— What you have to do —
Copy the data word for word, keeping every line.

— Extracted information —
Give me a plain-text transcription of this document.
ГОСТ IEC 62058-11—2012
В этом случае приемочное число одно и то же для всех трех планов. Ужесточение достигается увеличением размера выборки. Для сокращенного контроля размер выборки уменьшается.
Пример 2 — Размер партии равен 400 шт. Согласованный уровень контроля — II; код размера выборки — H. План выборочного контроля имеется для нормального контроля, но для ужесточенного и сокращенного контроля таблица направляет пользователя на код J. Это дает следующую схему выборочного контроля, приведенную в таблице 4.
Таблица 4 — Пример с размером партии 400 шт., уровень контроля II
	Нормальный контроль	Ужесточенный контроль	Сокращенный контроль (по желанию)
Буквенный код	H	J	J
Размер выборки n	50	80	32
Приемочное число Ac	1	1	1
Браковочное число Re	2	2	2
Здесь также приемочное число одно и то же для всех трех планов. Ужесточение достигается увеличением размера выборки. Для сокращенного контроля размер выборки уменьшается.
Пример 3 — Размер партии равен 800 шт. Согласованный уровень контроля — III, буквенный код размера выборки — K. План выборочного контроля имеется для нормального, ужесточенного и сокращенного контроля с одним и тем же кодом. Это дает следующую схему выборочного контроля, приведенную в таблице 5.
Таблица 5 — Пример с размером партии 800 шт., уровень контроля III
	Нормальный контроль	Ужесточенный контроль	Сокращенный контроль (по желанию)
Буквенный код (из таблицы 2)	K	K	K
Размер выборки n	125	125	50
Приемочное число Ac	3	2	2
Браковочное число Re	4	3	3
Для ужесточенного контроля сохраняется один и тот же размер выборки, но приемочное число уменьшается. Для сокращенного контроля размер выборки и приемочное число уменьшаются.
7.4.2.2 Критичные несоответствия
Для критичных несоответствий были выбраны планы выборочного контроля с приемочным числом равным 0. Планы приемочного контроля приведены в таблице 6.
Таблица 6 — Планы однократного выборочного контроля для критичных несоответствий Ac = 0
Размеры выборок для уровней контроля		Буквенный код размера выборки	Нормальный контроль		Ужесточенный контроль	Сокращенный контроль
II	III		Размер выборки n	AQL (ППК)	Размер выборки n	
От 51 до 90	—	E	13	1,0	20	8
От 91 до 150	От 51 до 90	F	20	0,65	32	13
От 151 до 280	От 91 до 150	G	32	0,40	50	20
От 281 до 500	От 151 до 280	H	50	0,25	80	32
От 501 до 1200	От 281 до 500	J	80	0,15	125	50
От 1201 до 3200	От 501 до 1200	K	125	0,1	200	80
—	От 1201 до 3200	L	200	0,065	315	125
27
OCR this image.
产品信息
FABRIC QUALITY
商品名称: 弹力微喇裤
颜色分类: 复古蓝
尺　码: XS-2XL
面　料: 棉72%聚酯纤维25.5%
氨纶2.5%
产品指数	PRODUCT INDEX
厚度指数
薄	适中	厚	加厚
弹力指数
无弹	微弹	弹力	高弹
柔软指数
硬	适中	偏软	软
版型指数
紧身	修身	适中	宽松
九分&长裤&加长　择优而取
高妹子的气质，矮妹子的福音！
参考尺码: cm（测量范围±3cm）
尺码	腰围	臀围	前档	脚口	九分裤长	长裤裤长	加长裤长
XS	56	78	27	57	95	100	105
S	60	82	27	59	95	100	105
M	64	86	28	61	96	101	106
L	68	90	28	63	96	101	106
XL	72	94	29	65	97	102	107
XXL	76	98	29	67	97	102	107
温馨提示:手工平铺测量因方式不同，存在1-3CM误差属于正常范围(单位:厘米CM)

— Output —
Give me a plain-text transcription of this document.
ГОСТ IEC 62058-11—2012
В этом случае приемочное число одно и то же для всех трех планов. Ужесточение достигается увеличением размера выборки. Для сокращенного контроля размер выборки уменьшается.
Пример 2 — Размер партии равен 400 шт. Согласованный уровень контроля — II; код размера выборки — H. План выборочного контроля имеется для нормального контроля, но для ужесточенного и сокращенного контроля таблица направляет пользователя на код J. Это дает следующую схему выборочного контроля, приведенную в таблице 4.
Таблица 4 — Пример с размером партии 400 шт., уровень контроля II
	Нормальный контроль	Ужесточенный контроль	Сокращенный контроль (по желанию)
Буквенный код	H	J	J
Размер выборки n	50	80	32
Приемочное число Ac	1	1	1
Браковочное число Re	2	2	2
Здесь также приемочное число одно и то же для всех трех планов. Ужесточение достигается увеличением размера выборки. Для сокращенного контроля размер выборки уменьшается.
Пример 3 — Размер партии равен 800 шт. Согласованный уровень контроля — III, буквенный код размера выборки — K. План выборочного контроля имеется для нормального, ужесточенного и сокращенного контроля с одним и тем же кодом. Это дает следующую схему выборочного контроля, приведенную в таблице 5.
Таблица 5 — Пример с размером партии 800 шт., уровень контроля III
	Нормальный контроль	Ужесточенный контроль	Сокращенный контроль (по желанию)
Буквенный код (из таблицы 2)	K	K	K
Размер выборки n	125	125	50
Приемочное число Ac	3	2	2
Браковочное число Re	4	3	3
Для ужесточенного контроля сохраняется один и тот же размер выборки, но приемочное число уменьшается. Для сокращенного контроля размер выборки и приемочное число уменьшаются.
7.4.2.2 Критичные несоответствия
Для критичных несоответствий были выбраны планы выборочного контроля с приемочным числом равным 0. Планы приемочного контроля приведены в таблице 6.
Таблица 6 — Планы однократного выборочного контроля для критичных несоответствий Ac = 0
Размеры выборок для уровней контроля		Буквенный код размера выборки	Нормальный контроль		Ужесточенный контроль	Сокращенный контроль
II	III		Размер выборки n	AQL (ППК)	Размер выборки n	
От 51 до 90	—	E	13	1,0	20	8
От 91 до 150	От 51 до 90	F	20	0,65	32	13
От 151 до 280	От 91 до 150	G	32	0,40	50	20
От 281 до 500	От 151 до 280	H	50	0,25	80	32
От 501 до 1200	От 281 до 500	J	80	0,15	125	50
От 1201 до 3200	От 501 до 1200	K	125	0,1	200	80
—	От 1201 до 3200	L	200	0,065	315	125
27
OCR this image.
产品信息
FABRIC QUALITY
商品名称: 弹力微喇裤
颜色分类: 复古蓝
尺　码: XS-2XL
面　料: 棉72%聚酯纤维25.5%
氨纶2.5%
产品指数	PRODUCT INDEX
厚度指数
薄	适中	厚	加厚
弹力指数
无弹	微弹	弹力	高弹
柔软指数
硬	适中	偏软	软
版型指数
紧身	修身	适中	宽松
九分&长裤&加长　择优而取
高妹子的气质，矮妹子的福音！
参考尺码: cm（测量范围±3cm）
尺码	腰围	臀围	前档	脚口	九分裤长	长裤裤长	加长裤长
XS	56	78	27	57	95	100	105
S	60	82	27	59	95	100	105
M	64	86	28	61	96	101	106
L	68	90	28	63	96	101	106
XL	72	94	29	65	97	102	107
XXL	76	98	29	67	97	102	107
温馨提示:手工平铺测量因方式不同，存在1-3CM误差属于正常范围(单位:厘米CM)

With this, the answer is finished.